# Consigne:
Traduisez en anglais la phrase suivante de l'article sur la Syrie : « L’évocation d’Israël n’est pas anodine. »

# Texte à lire:
================
Iran Mohammad Ali Jafari

Alors qu’une intervention occidentale en Syrie est imminente, Bachar Al-Assad hausse le ton et prévient qu’il ne se laissera pas faire.

Se dirige-t-on vers un massacre de grande ampleur en Syrie ? En tout cas, Bachar Al-Assad semble déterminé à ne pas céder du terrain. Le président syrien est très serein quant aux résultats d’une confrontation de ses troupes avec les armées occidentales. selon le quotidien libanais Al-Akhbar, il est même sûr de sortir vainqueur.

Depuis le début de la crise, vous le savez, nous attendons le moment où notre véritable ennemi se révélera, aurait-il déclaré devant des responsables syriens. Je sais que votre moral est bon et que vous êtes prêts à faire face à toute agression et à préserver la patrie.

Une confiance réaffirmée à la mi-journée devant une délégation yéménite. Bachar Al-Assad prévient à demi-mot que tout intervention occidentale se soldera pas une boucherie, non seulement en Syrie, mais aussi dans les pays frontaliers :

La Syrie se défendra contre toute agression et les menaces ne font qu’accroître son attachement à ses principes et à son indépendance. La Syrie, avec son peuple qui résiste et sa valeureuse armée, est déterminée à éradiquer le terrorisme soutenu par Israël et les pays occidentaux afin de servir leurs desseins qui sont la division de la région, le morcellement et la soumission de ses peuples. Le peuple est garant de la victoire et c’est ce qui se passe en Syrie.

L’évocation d’Israël n’est pas anodine. Bachar Al-Assad sait que c’est là le talon d’Achille de l’Occident. D’ailleurs, l’Iran a immédiatement renchéri par la voix de Mohammad Ali Jafari, commandant des Gardiens de la révolution. Ce dernier estime dans une interview à l’agence iranienne Tasnim qu’une intervention militaire américaine contre la Syrie entraînerait « la destruction à brève échéance » d’Israël :

La Syrie se transformera en un champ de bataille plus dangereux et plus meurtrier que ne le fut la guerre du Vietnam. En fait, la Syrie deviendra le deuxième Vietnam des États-Unis.
================
(Données enregistrées)

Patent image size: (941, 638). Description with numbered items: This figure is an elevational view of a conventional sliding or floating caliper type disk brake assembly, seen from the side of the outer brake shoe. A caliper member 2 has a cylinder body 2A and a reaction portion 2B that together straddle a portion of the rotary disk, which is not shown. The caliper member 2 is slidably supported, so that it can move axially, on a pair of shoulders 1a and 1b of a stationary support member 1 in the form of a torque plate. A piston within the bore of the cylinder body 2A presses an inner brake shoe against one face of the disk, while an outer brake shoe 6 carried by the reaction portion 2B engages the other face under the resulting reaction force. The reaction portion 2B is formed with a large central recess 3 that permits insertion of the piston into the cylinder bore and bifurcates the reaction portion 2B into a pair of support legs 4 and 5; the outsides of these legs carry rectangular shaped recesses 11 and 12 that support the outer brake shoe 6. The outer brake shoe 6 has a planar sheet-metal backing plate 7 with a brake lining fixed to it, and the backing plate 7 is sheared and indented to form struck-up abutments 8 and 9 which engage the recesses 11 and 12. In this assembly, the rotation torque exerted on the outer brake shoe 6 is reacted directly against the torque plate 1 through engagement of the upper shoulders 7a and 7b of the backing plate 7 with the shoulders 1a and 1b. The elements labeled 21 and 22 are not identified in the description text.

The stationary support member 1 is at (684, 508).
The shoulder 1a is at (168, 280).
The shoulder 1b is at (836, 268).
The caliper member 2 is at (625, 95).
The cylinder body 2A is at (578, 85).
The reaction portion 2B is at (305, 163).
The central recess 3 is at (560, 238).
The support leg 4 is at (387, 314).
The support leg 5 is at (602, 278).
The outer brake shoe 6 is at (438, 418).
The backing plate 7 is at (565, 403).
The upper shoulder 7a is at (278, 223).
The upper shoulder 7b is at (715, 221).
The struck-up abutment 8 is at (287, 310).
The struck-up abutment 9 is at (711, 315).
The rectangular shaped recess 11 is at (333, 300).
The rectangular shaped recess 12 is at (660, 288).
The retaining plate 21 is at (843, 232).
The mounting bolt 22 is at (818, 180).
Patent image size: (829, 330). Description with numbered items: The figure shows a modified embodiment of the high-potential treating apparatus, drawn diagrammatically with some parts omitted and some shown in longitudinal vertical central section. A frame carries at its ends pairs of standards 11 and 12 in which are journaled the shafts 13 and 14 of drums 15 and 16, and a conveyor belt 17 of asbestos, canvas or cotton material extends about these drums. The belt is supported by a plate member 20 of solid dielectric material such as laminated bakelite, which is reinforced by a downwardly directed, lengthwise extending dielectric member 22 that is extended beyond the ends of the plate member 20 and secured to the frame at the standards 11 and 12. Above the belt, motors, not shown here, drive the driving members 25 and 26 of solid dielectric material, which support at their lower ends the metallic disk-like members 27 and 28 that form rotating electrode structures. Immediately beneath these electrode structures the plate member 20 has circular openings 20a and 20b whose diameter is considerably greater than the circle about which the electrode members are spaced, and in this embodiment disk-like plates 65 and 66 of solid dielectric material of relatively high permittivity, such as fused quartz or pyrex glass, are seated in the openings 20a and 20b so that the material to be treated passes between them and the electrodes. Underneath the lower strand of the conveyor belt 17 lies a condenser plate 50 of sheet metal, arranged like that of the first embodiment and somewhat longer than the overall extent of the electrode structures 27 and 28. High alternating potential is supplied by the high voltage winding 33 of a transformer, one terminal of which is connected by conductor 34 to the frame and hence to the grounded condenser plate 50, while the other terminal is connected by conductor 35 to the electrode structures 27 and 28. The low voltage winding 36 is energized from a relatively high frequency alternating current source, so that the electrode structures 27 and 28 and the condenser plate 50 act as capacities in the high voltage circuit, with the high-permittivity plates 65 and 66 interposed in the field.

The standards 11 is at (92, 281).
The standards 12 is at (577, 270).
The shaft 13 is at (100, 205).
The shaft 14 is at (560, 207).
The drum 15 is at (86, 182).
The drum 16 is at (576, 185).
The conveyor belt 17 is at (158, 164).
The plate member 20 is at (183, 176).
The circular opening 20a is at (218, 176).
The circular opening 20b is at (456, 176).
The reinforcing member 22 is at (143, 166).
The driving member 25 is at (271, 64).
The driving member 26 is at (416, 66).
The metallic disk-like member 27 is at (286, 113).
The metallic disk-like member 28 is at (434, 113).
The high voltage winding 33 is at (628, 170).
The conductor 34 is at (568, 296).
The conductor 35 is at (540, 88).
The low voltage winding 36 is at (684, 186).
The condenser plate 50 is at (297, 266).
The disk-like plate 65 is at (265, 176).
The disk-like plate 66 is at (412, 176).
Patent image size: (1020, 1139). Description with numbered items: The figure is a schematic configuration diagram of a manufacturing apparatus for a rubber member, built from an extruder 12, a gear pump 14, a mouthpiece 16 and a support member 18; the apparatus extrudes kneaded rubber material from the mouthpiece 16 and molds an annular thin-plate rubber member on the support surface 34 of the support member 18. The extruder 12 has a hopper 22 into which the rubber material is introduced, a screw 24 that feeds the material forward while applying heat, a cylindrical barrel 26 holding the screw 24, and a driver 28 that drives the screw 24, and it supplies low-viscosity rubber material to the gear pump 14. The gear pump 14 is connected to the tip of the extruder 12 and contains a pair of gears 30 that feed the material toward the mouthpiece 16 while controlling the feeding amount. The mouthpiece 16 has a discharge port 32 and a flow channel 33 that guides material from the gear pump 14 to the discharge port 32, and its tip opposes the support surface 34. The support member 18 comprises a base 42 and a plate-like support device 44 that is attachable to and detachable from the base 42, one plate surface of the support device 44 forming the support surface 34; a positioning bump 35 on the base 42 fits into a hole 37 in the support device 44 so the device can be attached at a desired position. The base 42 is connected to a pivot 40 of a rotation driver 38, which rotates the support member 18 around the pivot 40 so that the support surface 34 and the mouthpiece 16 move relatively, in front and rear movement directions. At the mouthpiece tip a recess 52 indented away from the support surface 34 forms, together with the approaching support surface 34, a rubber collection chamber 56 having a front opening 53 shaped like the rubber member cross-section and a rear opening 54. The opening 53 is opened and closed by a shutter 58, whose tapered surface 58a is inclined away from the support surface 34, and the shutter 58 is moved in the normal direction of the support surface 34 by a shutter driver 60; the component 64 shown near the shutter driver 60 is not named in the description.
================
# Réponse:
The mention of Israel is not insignificant.